> _Given exercise_
Retype all of the listing exactly, passing over any picture you find.

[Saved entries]
start
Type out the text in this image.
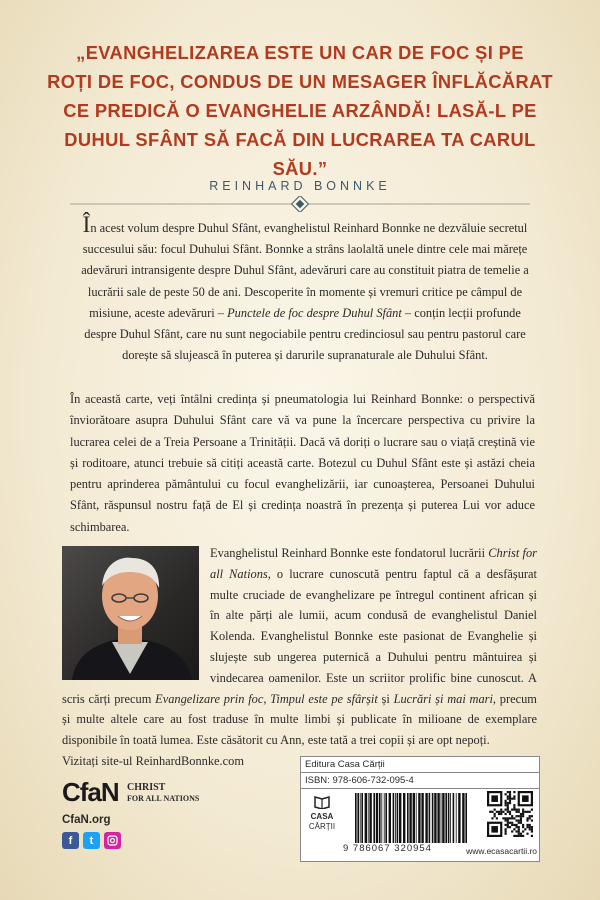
„EVANGHELIZAREA ESTE UN CAR DE FOC ȘI PE
ROȚI DE FOC, CONDUS DE UN MESAGER ÎNFLĂCĂRAT
CE PREDICĂ O EVANGHELIE ARZÂNDĂ! LASĂ-L PE
DUHUL SFÂNT SĂ FACĂ DIN LUCRAREA TA CARUL SĂU.”
REINHARD BONNKE
În acest volum despre Duhul Sfânt, evanghelistul Reinhard Bonnke ne dezvăluie secretul succesului său: focul Duhului Sfânt. Bonnke a strâns laolaltă unele dintre cele mai mărețe adevăruri intransigente despre Duhul Sfânt, adevăruri care au constituit piatra de temelie a lucrării sale de peste 50 de ani. Descoperite în momente și vremuri critice pe câmpul de misiune, aceste adevăruri – Punctele de foc despre Duhul Sfânt – conțin lecții profunde despre Duhul Sfânt, care nu sunt negociabile pentru credinciosul sau pentru pastorul care dorește să slujească în puterea și darurile supranaturale ale Duhului Sfânt.
În această carte, veți întâlni credința și pneumatologia lui Reinhard Bonnke: o perspectivă înviorătoare asupra Duhului Sfânt care vă va pune la încercare perspectiva cu privire la lucrarea celei de a Treia Persoane a Trinității. Dacă vă doriți o lucrare sau o viață creștină vie și roditoare, atunci trebuie să citiți această carte. Botezul cu Duhul Sfânt este și astăzi cheia pentru aprinderea pământului cu focul evanghelizării, iar cunoașterea, Persoanei Duhului Sfânt, răspunsul nostru față de El și credința noastră în prezența și puterea Lui vor aduce schimbarea.
Evanghelistul Reinhard Bonnke este fondatorul lucrării Christ for all Nations, o lucrare cunoscută pentru faptul că a desfășurat multe cruciade de evanghelizare pe întregul continent african și în alte părți ale lumii, acum condusă de evanghelistul Daniel Kolenda. Evanghelistul Bonnke este pasionat de Evanghelie și slujește sub ungerea puternică a Duhului pentru mântuirea și vindecarea oamenilor. Este un scriitor prolific bine cunoscut. A scris cărți precum Evangelizare prin foc, Timpul este pe sfârșit și Lucrări și mai mari, precum și multe altele care au fost traduse în multe limbi și publicate în milioane de exemplare disponibile în toată lumea. Este căsătorit cu Ann, este tată a trei copii și are opt nepoți.
Vizitați site-ul ReinhardBonnke.com
CfaN CHRIST
FOR ALL NATIONS
CfaN.org
f	t
Editura Casa Cărții
ISBN: 978-606-732-095-4
CASA
CĂRȚII
9 786067 320954	www.ecasacartii.ro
end
> _Exercise response_
Type out the text in this image.
„EVANGHELIZAREA ESTE UN CAR DE FOC ȘI PE
ROȚI DE FOC, CONDUS DE UN MESAGER ÎNFLĂCĂRAT
CE PREDICĂ O EVANGHELIE ARZÂNDĂ! LASĂ-L PE
DUHUL SFÂNT SĂ FACĂ DIN LUCRAREA TA CARUL SĂU.”
REINHARD BONNKE
În acest volum despre Duhul Sfânt, evanghelistul Reinhard Bonnke ne dezvăluie secretul succesului său: focul Duhului Sfânt. Bonnke a strâns laolaltă unele dintre cele mai mărețe adevăruri intransigente despre Duhul Sfânt, adevăruri care au constituit piatra de temelie a lucrării sale de peste 50 de ani. Descoperite în momente și vremuri critice pe câmpul de misiune, aceste adevăruri – Punctele de foc despre Duhul Sfânt – conțin lecții profunde despre Duhul Sfânt, care nu sunt negociabile pentru credinciosul sau pentru pastorul care dorește să slujească în puterea și darurile supranaturale ale Duhului Sfânt.
În această carte, veți întâlni credința și pneumatologia lui Reinhard Bonnke: o perspectivă înviorătoare asupra Duhului Sfânt care vă va pune la încercare perspectiva cu privire la lucrarea celei de a Treia Persoane a Trinității. Dacă vă doriți o lucrare sau o viață creștină vie și roditoare, atunci trebuie să citiți această carte. Botezul cu Duhul Sfânt este și astăzi cheia pentru aprinderea pământului cu focul evanghelizării, iar cunoașterea, Persoanei Duhului Sfânt, răspunsul nostru față de El și credința noastră în prezența și puterea Lui vor aduce schimbarea.
Evanghelistul Reinhard Bonnke este fondatorul lucrării Christ for all Nations, o lucrare cunoscută pentru faptul că a desfășurat multe cruciade de evanghelizare pe întregul continent african și în alte părți ale lumii, acum condusă de evanghelistul Daniel Kolenda. Evanghelistul Bonnke este pasionat de Evanghelie și slujește sub ungerea puternică a Duhului pentru mântuirea și vindecarea oamenilor. Este un scriitor prolific bine cunoscut. A scris cărți precum Evangelizare prin foc, Timpul este pe sfârșit și Lucrări și mai mari, precum și multe altele care au fost traduse în multe limbi și publicate în milioane de exemplare disponibile în toată lumea. Este căsătorit cu Ann, este tată a trei copii și are opt nepoți.
Vizitați site-ul ReinhardBonnke.com
CfaN CHRIST
FOR ALL NATIONS
CfaN.org
f	t
Editura Casa Cărții
ISBN: 978-606-732-095-4
CASA
CĂRȚII
9 786067 320954	www.ecasacartii.ro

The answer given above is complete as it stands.